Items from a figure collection

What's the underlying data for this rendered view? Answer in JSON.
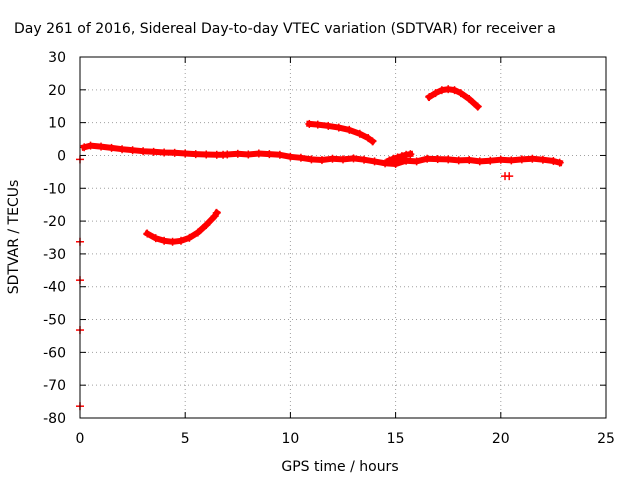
{
  "chart_data": {
    "type": "scatter",
    "title": "Day 261 of 2016, Sidereal Day-to-day VTEC variation (SDTVAR) for receiver a",
    "xlabel": "GPS time / hours",
    "ylabel": "SDTVAR / TECUs",
    "xlim": [
      0,
      25
    ],
    "ylim": [
      -80,
      30
    ],
    "xticks": [
      "0",
      "5",
      "10",
      "15",
      "20",
      "25"
    ],
    "yticks": [
      "30",
      "20",
      "10",
      "0",
      "-10",
      "-20",
      "-30",
      "-40",
      "-50",
      "-60",
      "-70",
      "-80"
    ],
    "grid": true,
    "legend": "none",
    "series": [
      {
        "values": [
          [
            0.2,
            2.5
          ],
          [
            0.5,
            3.0
          ],
          [
            1.0,
            2.7
          ],
          [
            1.5,
            2.3
          ],
          [
            2.0,
            1.9
          ],
          [
            2.5,
            1.6
          ],
          [
            3.0,
            1.3
          ],
          [
            3.5,
            1.1
          ],
          [
            4.0,
            0.9
          ],
          [
            4.5,
            0.8
          ],
          [
            5.0,
            0.6
          ],
          [
            5.5,
            0.4
          ],
          [
            6.0,
            0.3
          ],
          [
            6.5,
            0.2
          ],
          [
            6.8,
            0.2
          ],
          [
            7.0,
            0.3
          ],
          [
            7.5,
            0.5
          ],
          [
            8.0,
            0.3
          ],
          [
            8.5,
            0.6
          ],
          [
            9.0,
            0.4
          ],
          [
            9.5,
            0.2
          ],
          [
            10.0,
            -0.4
          ],
          [
            10.5,
            -0.7
          ],
          [
            11.0,
            -1.2
          ],
          [
            11.5,
            -1.4
          ],
          [
            12.0,
            -1.0
          ],
          [
            12.5,
            -1.2
          ],
          [
            13.0,
            -0.9
          ],
          [
            13.5,
            -1.3
          ],
          [
            14.0,
            -1.8
          ],
          [
            14.5,
            -2.4
          ],
          [
            15.0,
            -2.6
          ],
          [
            15.5,
            -1.6
          ],
          [
            16.0,
            -1.8
          ],
          [
            16.5,
            -1.0
          ],
          [
            17.0,
            -1.1
          ],
          [
            17.5,
            -1.2
          ],
          [
            18.0,
            -1.5
          ],
          [
            18.5,
            -1.4
          ],
          [
            19.0,
            -1.8
          ],
          [
            19.5,
            -1.6
          ],
          [
            20.0,
            -1.3
          ],
          [
            20.5,
            -1.5
          ],
          [
            21.0,
            -1.2
          ],
          [
            21.5,
            -1.0
          ],
          [
            22.0,
            -1.3
          ],
          [
            22.5,
            -1.7
          ],
          [
            22.8,
            -2.2
          ]
        ]
      },
      {
        "values": [
          [
            3.2,
            -23.8
          ],
          [
            3.6,
            -25.2
          ],
          [
            4.0,
            -26.0
          ],
          [
            4.4,
            -26.3
          ],
          [
            4.8,
            -26.0
          ],
          [
            5.2,
            -25.1
          ],
          [
            5.6,
            -23.5
          ],
          [
            6.0,
            -21.2
          ],
          [
            6.4,
            -18.5
          ],
          [
            6.5,
            -17.5
          ]
        ]
      },
      {
        "values": [
          [
            10.9,
            9.6
          ],
          [
            11.3,
            9.4
          ],
          [
            11.8,
            9.0
          ],
          [
            12.3,
            8.5
          ],
          [
            12.8,
            7.8
          ],
          [
            13.3,
            6.6
          ],
          [
            13.7,
            5.3
          ],
          [
            13.9,
            4.3
          ]
        ]
      },
      {
        "values": [
          [
            16.6,
            17.8
          ],
          [
            16.9,
            19.0
          ],
          [
            17.2,
            19.9
          ],
          [
            17.5,
            20.2
          ],
          [
            17.8,
            19.9
          ],
          [
            18.1,
            19.0
          ],
          [
            18.5,
            17.2
          ],
          [
            18.9,
            14.9
          ]
        ]
      },
      {
        "values": [
          [
            14.7,
            -1.5
          ],
          [
            14.9,
            -1.0
          ],
          [
            15.1,
            -0.6
          ],
          [
            15.3,
            -0.2
          ],
          [
            15.5,
            0.2
          ],
          [
            15.7,
            0.4
          ]
        ]
      },
      {
        "values": [
          [
            20.2,
            -6.3
          ],
          [
            20.4,
            -6.3
          ]
        ]
      },
      {
        "values": [
          [
            0.0,
            -1.2
          ],
          [
            0.0,
            -26.3
          ],
          [
            0.0,
            -38.0
          ],
          [
            0.0,
            -53.2
          ],
          [
            0.0,
            -76.4
          ]
        ]
      }
    ],
    "colors": {
      "series": "#ff0000",
      "grid": "#a0a0a0",
      "axis": "#000000"
    }
  }
}
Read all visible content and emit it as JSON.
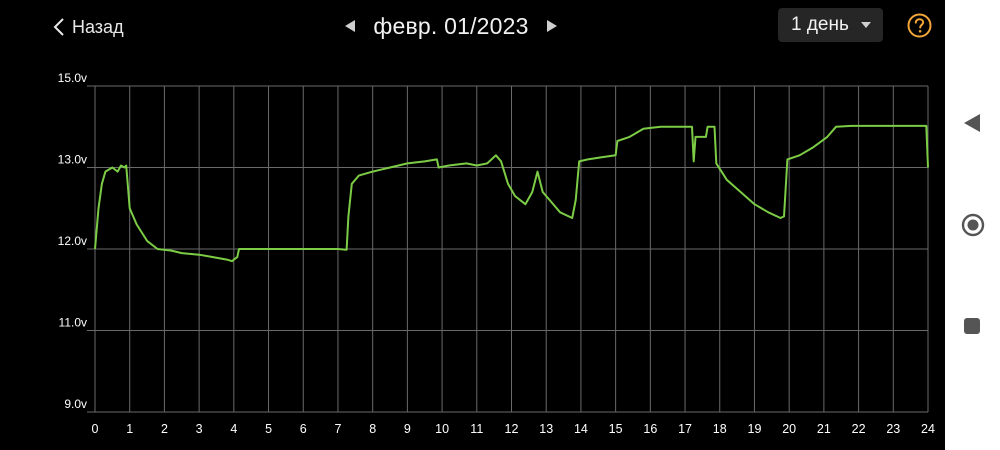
{
  "header": {
    "back_label": "Назад",
    "date": "февр. 01/2023",
    "period": "1 день"
  },
  "icons": {
    "back": "chevron-left-icon",
    "prev": "triangle-left-icon",
    "next": "triangle-right-icon",
    "dropdown": "caret-down-icon",
    "help": "help-circle-icon",
    "nav_back": "android-back-icon",
    "nav_home": "android-home-icon",
    "nav_recents": "android-recents-icon"
  },
  "colors": {
    "line": "#7ccc45",
    "accent": "#f3a738",
    "grid": "#6a6a6a",
    "background": "#000000"
  },
  "chart_data": {
    "type": "line",
    "x_ticks": [
      0,
      1,
      2,
      3,
      4,
      5,
      6,
      7,
      8,
      9,
      10,
      11,
      12,
      13,
      14,
      15,
      16,
      17,
      18,
      19,
      20,
      21,
      22,
      23,
      24
    ],
    "y_ticks": [
      {
        "value": 9.0,
        "label": "9.0v"
      },
      {
        "value": 11.0,
        "label": "11.0v"
      },
      {
        "value": 12.0,
        "label": "12.0v"
      },
      {
        "value": 13.0,
        "label": "13.0v"
      },
      {
        "value": 15.0,
        "label": "15.0v"
      }
    ],
    "series": [
      {
        "values": [
          [
            0.0,
            12.0
          ],
          [
            0.1,
            12.5
          ],
          [
            0.2,
            12.8
          ],
          [
            0.3,
            12.95
          ],
          [
            0.5,
            13.0
          ],
          [
            0.65,
            12.95
          ],
          [
            0.75,
            13.05
          ],
          [
            0.85,
            13.0
          ],
          [
            0.9,
            13.05
          ],
          [
            1.0,
            12.5
          ],
          [
            1.2,
            12.3
          ],
          [
            1.5,
            12.1
          ],
          [
            1.8,
            12.0
          ],
          [
            2.2,
            11.98
          ],
          [
            2.5,
            11.95
          ],
          [
            3.0,
            11.93
          ],
          [
            3.4,
            11.9
          ],
          [
            3.8,
            11.87
          ],
          [
            3.95,
            11.85
          ],
          [
            4.0,
            11.87
          ],
          [
            4.1,
            11.9
          ],
          [
            4.15,
            12.0
          ],
          [
            4.5,
            12.0
          ],
          [
            5.0,
            12.0
          ],
          [
            5.5,
            12.0
          ],
          [
            6.0,
            12.0
          ],
          [
            6.5,
            12.0
          ],
          [
            7.0,
            12.0
          ],
          [
            7.25,
            11.99
          ],
          [
            7.3,
            12.4
          ],
          [
            7.4,
            12.8
          ],
          [
            7.6,
            12.9
          ],
          [
            8.0,
            12.95
          ],
          [
            8.5,
            13.0
          ],
          [
            9.0,
            13.1
          ],
          [
            9.5,
            13.15
          ],
          [
            9.85,
            13.2
          ],
          [
            9.9,
            13.0
          ],
          [
            10.2,
            13.05
          ],
          [
            10.7,
            13.1
          ],
          [
            11.0,
            13.05
          ],
          [
            11.3,
            13.1
          ],
          [
            11.55,
            13.3
          ],
          [
            11.7,
            13.15
          ],
          [
            11.9,
            12.8
          ],
          [
            12.1,
            12.65
          ],
          [
            12.4,
            12.55
          ],
          [
            12.6,
            12.7
          ],
          [
            12.75,
            12.95
          ],
          [
            12.9,
            12.7
          ],
          [
            13.1,
            12.6
          ],
          [
            13.4,
            12.45
          ],
          [
            13.75,
            12.38
          ],
          [
            13.85,
            12.6
          ],
          [
            13.95,
            13.15
          ],
          [
            14.2,
            13.2
          ],
          [
            14.6,
            13.25
          ],
          [
            15.0,
            13.3
          ],
          [
            15.05,
            13.65
          ],
          [
            15.4,
            13.75
          ],
          [
            15.8,
            13.95
          ],
          [
            16.3,
            14.0
          ],
          [
            16.8,
            14.0
          ],
          [
            17.2,
            14.0
          ],
          [
            17.25,
            13.15
          ],
          [
            17.3,
            13.75
          ],
          [
            17.6,
            13.75
          ],
          [
            17.65,
            14.0
          ],
          [
            17.85,
            14.0
          ],
          [
            17.9,
            13.1
          ],
          [
            18.2,
            12.85
          ],
          [
            18.6,
            12.7
          ],
          [
            19.0,
            12.55
          ],
          [
            19.4,
            12.45
          ],
          [
            19.75,
            12.38
          ],
          [
            19.85,
            12.4
          ],
          [
            19.95,
            13.2
          ],
          [
            20.3,
            13.3
          ],
          [
            20.7,
            13.5
          ],
          [
            21.1,
            13.75
          ],
          [
            21.35,
            14.0
          ],
          [
            21.8,
            14.02
          ],
          [
            22.4,
            14.02
          ],
          [
            23.0,
            14.02
          ],
          [
            23.5,
            14.02
          ],
          [
            23.95,
            14.02
          ],
          [
            24.0,
            13.0
          ]
        ]
      }
    ],
    "grid": true,
    "xlim": [
      0,
      24
    ]
  }
}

#### EXERCISE DESCRIPTION
Which lines hold the word "android"? Copy all of them.

#### SOLUTION
    "nav_back": "android-back-icon",
    "nav_home": "android-home-icon",
    "nav_recents": "android-recents-icon"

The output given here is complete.